PROBLEM TO SOLVE
Output the material below unchanged, apart from leaving out the pictures.

****************

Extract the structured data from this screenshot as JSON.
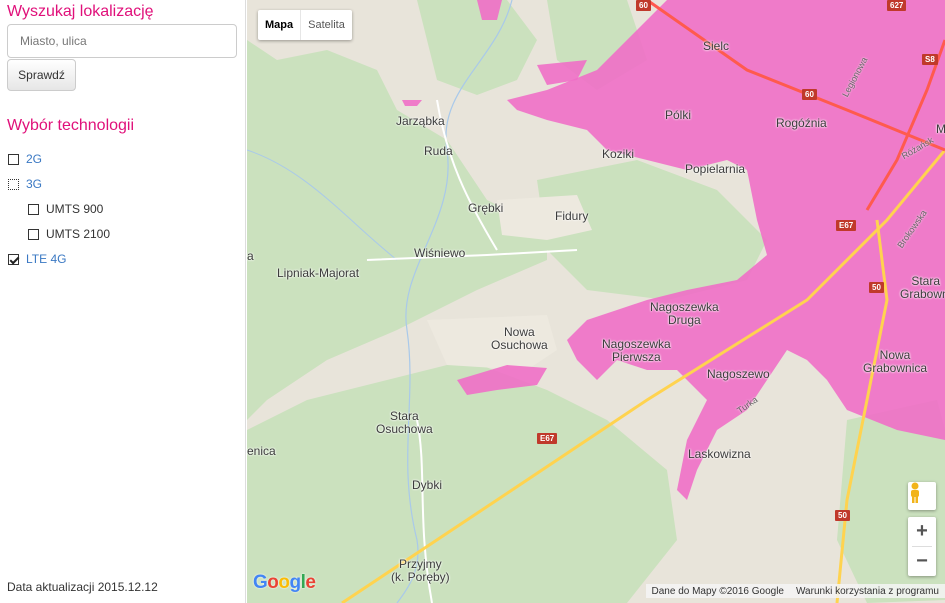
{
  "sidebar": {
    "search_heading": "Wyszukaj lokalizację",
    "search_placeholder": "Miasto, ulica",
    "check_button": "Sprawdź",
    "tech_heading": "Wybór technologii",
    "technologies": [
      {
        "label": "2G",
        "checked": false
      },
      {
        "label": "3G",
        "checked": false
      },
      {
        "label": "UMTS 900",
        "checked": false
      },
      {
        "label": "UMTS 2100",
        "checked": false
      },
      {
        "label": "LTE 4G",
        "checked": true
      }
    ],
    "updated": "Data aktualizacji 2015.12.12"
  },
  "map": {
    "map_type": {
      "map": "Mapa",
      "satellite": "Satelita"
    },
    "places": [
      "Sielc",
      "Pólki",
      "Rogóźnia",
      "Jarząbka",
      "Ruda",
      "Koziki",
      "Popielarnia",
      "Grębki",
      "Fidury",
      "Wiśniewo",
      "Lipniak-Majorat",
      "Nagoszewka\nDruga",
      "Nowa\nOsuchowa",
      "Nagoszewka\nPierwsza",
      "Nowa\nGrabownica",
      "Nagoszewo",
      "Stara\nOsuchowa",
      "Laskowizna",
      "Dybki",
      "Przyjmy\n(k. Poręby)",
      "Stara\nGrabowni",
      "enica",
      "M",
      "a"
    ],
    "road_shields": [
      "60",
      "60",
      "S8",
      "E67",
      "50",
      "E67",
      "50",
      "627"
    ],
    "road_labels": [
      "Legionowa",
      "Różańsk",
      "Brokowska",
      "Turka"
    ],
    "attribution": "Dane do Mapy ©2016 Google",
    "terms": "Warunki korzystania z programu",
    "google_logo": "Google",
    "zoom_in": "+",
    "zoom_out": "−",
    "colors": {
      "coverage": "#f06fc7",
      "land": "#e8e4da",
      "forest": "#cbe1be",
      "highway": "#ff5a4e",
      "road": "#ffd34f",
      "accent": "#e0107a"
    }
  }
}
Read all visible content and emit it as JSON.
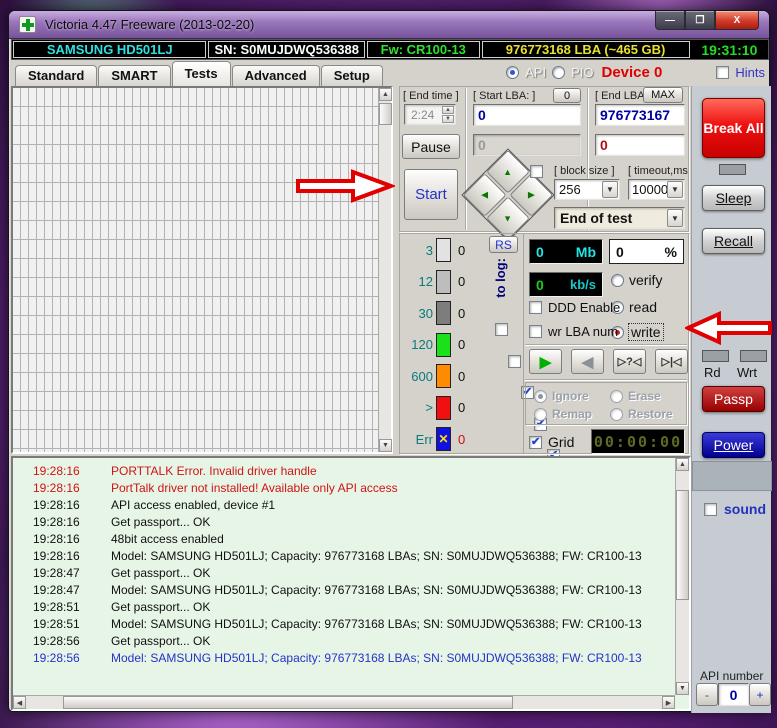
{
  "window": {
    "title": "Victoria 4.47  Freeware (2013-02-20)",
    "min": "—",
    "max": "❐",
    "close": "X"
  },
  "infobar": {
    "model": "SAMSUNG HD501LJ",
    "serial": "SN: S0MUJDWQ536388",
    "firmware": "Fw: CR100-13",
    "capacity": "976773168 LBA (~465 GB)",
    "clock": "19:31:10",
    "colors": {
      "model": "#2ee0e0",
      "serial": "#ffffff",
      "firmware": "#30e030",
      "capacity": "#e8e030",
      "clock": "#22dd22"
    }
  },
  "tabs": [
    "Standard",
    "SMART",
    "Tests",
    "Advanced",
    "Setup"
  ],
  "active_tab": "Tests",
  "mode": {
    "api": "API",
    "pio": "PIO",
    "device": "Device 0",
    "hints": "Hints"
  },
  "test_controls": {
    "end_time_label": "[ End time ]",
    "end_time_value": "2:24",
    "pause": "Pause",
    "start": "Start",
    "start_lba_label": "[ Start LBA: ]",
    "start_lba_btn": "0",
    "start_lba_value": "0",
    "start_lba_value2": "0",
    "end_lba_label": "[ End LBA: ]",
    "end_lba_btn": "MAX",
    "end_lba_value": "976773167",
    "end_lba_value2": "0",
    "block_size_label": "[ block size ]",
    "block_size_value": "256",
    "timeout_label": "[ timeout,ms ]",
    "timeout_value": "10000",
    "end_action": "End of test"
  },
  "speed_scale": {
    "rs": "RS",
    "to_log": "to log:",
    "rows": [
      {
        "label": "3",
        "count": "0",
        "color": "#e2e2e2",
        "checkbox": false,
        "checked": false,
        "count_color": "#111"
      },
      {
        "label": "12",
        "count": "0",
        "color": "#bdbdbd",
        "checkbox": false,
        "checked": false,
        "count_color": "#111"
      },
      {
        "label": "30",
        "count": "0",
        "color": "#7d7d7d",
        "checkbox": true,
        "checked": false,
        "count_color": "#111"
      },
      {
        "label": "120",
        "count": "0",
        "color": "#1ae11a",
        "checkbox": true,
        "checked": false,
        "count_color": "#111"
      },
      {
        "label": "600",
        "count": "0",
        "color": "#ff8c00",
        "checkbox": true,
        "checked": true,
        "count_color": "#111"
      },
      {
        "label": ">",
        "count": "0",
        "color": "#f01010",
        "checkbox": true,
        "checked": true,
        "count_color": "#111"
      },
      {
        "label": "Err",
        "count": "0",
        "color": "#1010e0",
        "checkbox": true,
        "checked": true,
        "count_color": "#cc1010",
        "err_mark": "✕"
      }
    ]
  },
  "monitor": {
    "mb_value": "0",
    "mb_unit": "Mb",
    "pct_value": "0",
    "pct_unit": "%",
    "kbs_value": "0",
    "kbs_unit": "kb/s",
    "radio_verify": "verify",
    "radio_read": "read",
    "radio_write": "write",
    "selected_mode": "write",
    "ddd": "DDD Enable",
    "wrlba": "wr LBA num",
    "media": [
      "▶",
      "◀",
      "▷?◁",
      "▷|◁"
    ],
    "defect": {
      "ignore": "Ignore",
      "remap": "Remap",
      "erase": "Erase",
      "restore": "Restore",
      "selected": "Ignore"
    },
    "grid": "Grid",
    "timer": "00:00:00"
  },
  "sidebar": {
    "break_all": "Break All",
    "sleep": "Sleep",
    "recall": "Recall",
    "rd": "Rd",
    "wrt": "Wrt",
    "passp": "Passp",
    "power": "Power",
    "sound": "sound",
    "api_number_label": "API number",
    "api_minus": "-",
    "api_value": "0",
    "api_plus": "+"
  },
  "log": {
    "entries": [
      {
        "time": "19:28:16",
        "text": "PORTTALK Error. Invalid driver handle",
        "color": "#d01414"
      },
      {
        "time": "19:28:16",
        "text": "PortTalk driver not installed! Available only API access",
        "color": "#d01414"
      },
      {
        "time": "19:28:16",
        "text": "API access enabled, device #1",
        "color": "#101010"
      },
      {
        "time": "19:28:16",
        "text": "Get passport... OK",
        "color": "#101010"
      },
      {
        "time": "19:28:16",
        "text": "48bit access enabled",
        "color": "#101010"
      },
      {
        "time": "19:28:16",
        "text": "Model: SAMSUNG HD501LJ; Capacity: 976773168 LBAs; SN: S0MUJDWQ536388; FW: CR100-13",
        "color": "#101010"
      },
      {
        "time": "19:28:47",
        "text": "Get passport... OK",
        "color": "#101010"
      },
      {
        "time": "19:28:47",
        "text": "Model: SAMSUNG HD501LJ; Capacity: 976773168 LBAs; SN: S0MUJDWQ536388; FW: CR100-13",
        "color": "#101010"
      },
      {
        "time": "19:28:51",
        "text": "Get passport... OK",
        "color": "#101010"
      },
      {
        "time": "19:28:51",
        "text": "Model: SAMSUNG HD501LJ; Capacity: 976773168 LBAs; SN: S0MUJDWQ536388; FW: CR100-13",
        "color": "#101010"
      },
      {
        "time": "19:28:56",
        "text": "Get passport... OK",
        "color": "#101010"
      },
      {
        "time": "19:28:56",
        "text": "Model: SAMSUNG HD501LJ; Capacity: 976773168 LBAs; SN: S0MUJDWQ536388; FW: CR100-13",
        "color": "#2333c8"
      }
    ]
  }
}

****************

EXPECTED ANSWER
Extract the structured data from this screenshot as JSON.
{
  "sidebar": {
    "search_heading": "Wyszukaj lokalizację",
    "search_placeholder": "Miasto, ulica",
    "check_button": "Sprawdź",
    "tech_heading": "Wybór technologii",
    "technologies": [
      {
        "label": "2G",
        "checked": false
      },
      {
        "label": "3G",
        "checked": false
      },
      {
        "label": "UMTS 900",
        "checked": false
      },
      {
        "label": "UMTS 2100",
        "checked": false
      },
      {
        "label": "LTE 4G",
        "checked": true
      }
    ],
    "updated": "Data aktualizacji 2015.12.12"
  },
  "map": {
    "map_type": {
      "map": "Mapa",
      "satellite": "Satelita"
    },
    "places": [
      "Sielc",
      "Pólki",
      "Rogóźnia",
      "Jarząbka",
      "Ruda",
      "Koziki",
      "Popielarnia",
      "Grębki",
      "Fidury",
      "Wiśniewo",
      "Lipniak-Majorat",
      "Nagoszewka\nDruga",
      "Nowa\nOsuchowa",
      "Nagoszewka\nPierwsza",
      "Nowa\nGrabownica",
      "Nagoszewo",
      "Stara\nOsuchowa",
      "Laskowizna",
      "Dybki",
      "Przyjmy\n(k. Poręby)",
      "Stara\nGrabowni",
      "enica",
      "M",
      "a"
    ],
    "road_shields": [
      "60",
      "60",
      "S8",
      "E67",
      "50",
      "E67",
      "50",
      "627"
    ],
    "road_labels": [
      "Legionowa",
      "Różańsk",
      "Brokowska",
      "Turka"
    ],
    "attribution": "Dane do Mapy ©2016 Google",
    "terms": "Warunki korzystania z programu",
    "google_logo": "Google",
    "zoom_in": "+",
    "zoom_out": "−",
    "colors": {
      "coverage": "#f06fc7",
      "land": "#e8e4da",
      "forest": "#cbe1be",
      "highway": "#ff5a4e",
      "road": "#ffd34f",
      "accent": "#e0107a"
    }
  }
}
Read all visible content and emit it as JSON.
{
  "window": {
    "title": "Victoria 4.47  Freeware (2013-02-20)",
    "min": "—",
    "max": "❐",
    "close": "X"
  },
  "infobar": {
    "model": "SAMSUNG HD501LJ",
    "serial": "SN: S0MUJDWQ536388",
    "firmware": "Fw: CR100-13",
    "capacity": "976773168 LBA (~465 GB)",
    "clock": "19:31:10",
    "colors": {
      "model": "#2ee0e0",
      "serial": "#ffffff",
      "firmware": "#30e030",
      "capacity": "#e8e030",
      "clock": "#22dd22"
    }
  },
  "tabs": [
    "Standard",
    "SMART",
    "Tests",
    "Advanced",
    "Setup"
  ],
  "active_tab": "Tests",
  "mode": {
    "api": "API",
    "pio": "PIO",
    "device": "Device 0",
    "hints": "Hints"
  },
  "test_controls": {
    "end_time_label": "[ End time ]",
    "end_time_value": "2:24",
    "pause": "Pause",
    "start": "Start",
    "start_lba_label": "[ Start LBA: ]",
    "start_lba_btn": "0",
    "start_lba_value": "0",
    "start_lba_value2": "0",
    "end_lba_label": "[ End LBA: ]",
    "end_lba_btn": "MAX",
    "end_lba_value": "976773167",
    "end_lba_value2": "0",
    "block_size_label": "[ block size ]",
    "block_size_value": "256",
    "timeout_label": "[ timeout,ms ]",
    "timeout_value": "10000",
    "end_action": "End of test"
  },
  "speed_scale": {
    "rs": "RS",
    "to_log": "to log:",
    "rows": [
      {
        "label": "3",
        "count": "0",
        "color": "#e2e2e2",
        "checkbox": false,
        "checked": false,
        "count_color": "#111"
      },
      {
        "label": "12",
        "count": "0",
        "color": "#bdbdbd",
        "checkbox": false,
        "checked": false,
        "count_color": "#111"
      },
      {
        "label": "30",
        "count": "0",
        "color": "#7d7d7d",
        "checkbox": true,
        "checked": false,
        "count_color": "#111"
      },
      {
        "label": "120",
        "count": "0",
        "color": "#1ae11a",
        "checkbox": true,
        "checked": false,
        "count_color": "#111"
      },
      {
        "label": "600",
        "count": "0",
        "color": "#ff8c00",
        "checkbox": true,
        "checked": true,
        "count_color": "#111"
      },
      {
        "label": ">",
        "count": "0",
        "color": "#f01010",
        "checkbox": true,
        "checked": true,
        "count_color": "#111"
      },
      {
        "label": "Err",
        "count": "0",
        "color": "#1010e0",
        "checkbox": true,
        "checked": true,
        "count_color": "#cc1010",
        "err_mark": "✕"
      }
    ]
  },
  "monitor": {
    "mb_value": "0",
    "mb_unit": "Mb",
    "pct_value": "0",
    "pct_unit": "%",
    "kbs_value": "0",
    "kbs_unit": "kb/s",
    "radio_verify": "verify",
    "radio_read": "read",
    "radio_write": "write",
    "selected_mode": "write",
    "ddd": "DDD Enable",
    "wrlba": "wr LBA num",
    "media": [
      "▶",
      "◀",
      "▷?◁",
      "▷|◁"
    ],
    "defect": {
      "ignore": "Ignore",
      "remap": "Remap",
      "erase": "Erase",
      "restore": "Restore",
      "selected": "Ignore"
    },
    "grid": "Grid",
    "timer": "00:00:00"
  },
  "sidebar": {
    "break_all": "Break All",
    "sleep": "Sleep",
    "recall": "Recall",
    "rd": "Rd",
    "wrt": "Wrt",
    "passp": "Passp",
    "power": "Power",
    "sound": "sound",
    "api_number_label": "API number",
    "api_minus": "-",
    "api_value": "0",
    "api_plus": "+"
  },
  "log": {
    "entries": [
      {
        "time": "19:28:16",
        "text": "PORTTALK Error. Invalid driver handle",
        "color": "#d01414"
      },
      {
        "time": "19:28:16",
        "text": "PortTalk driver not installed! Available only API access",
        "color": "#d01414"
      },
      {
        "time": "19:28:16",
        "text": "API access enabled, device #1",
        "color": "#101010"
      },
      {
        "time": "19:28:16",
        "text": "Get passport... OK",
        "color": "#101010"
      },
      {
        "time": "19:28:16",
        "text": "48bit access enabled",
        "color": "#101010"
      },
      {
        "time": "19:28:16",
        "text": "Model: SAMSUNG HD501LJ; Capacity: 976773168 LBAs; SN: S0MUJDWQ536388; FW: CR100-13",
        "color": "#101010"
      },
      {
        "time": "19:28:47",
        "text": "Get passport... OK",
        "color": "#101010"
      },
      {
        "time": "19:28:47",
        "text": "Model: SAMSUNG HD501LJ; Capacity: 976773168 LBAs; SN: S0MUJDWQ536388; FW: CR100-13",
        "color": "#101010"
      },
      {
        "time": "19:28:51",
        "text": "Get passport... OK",
        "color": "#101010"
      },
      {
        "time": "19:28:51",
        "text": "Model: SAMSUNG HD501LJ; Capacity: 976773168 LBAs; SN: S0MUJDWQ536388; FW: CR100-13",
        "color": "#101010"
      },
      {
        "time": "19:28:56",
        "text": "Get passport... OK",
        "color": "#101010"
      },
      {
        "time": "19:28:56",
        "text": "Model: SAMSUNG HD501LJ; Capacity: 976773168 LBAs; SN: S0MUJDWQ536388; FW: CR100-13",
        "color": "#2333c8"
      }
    ]
  }
}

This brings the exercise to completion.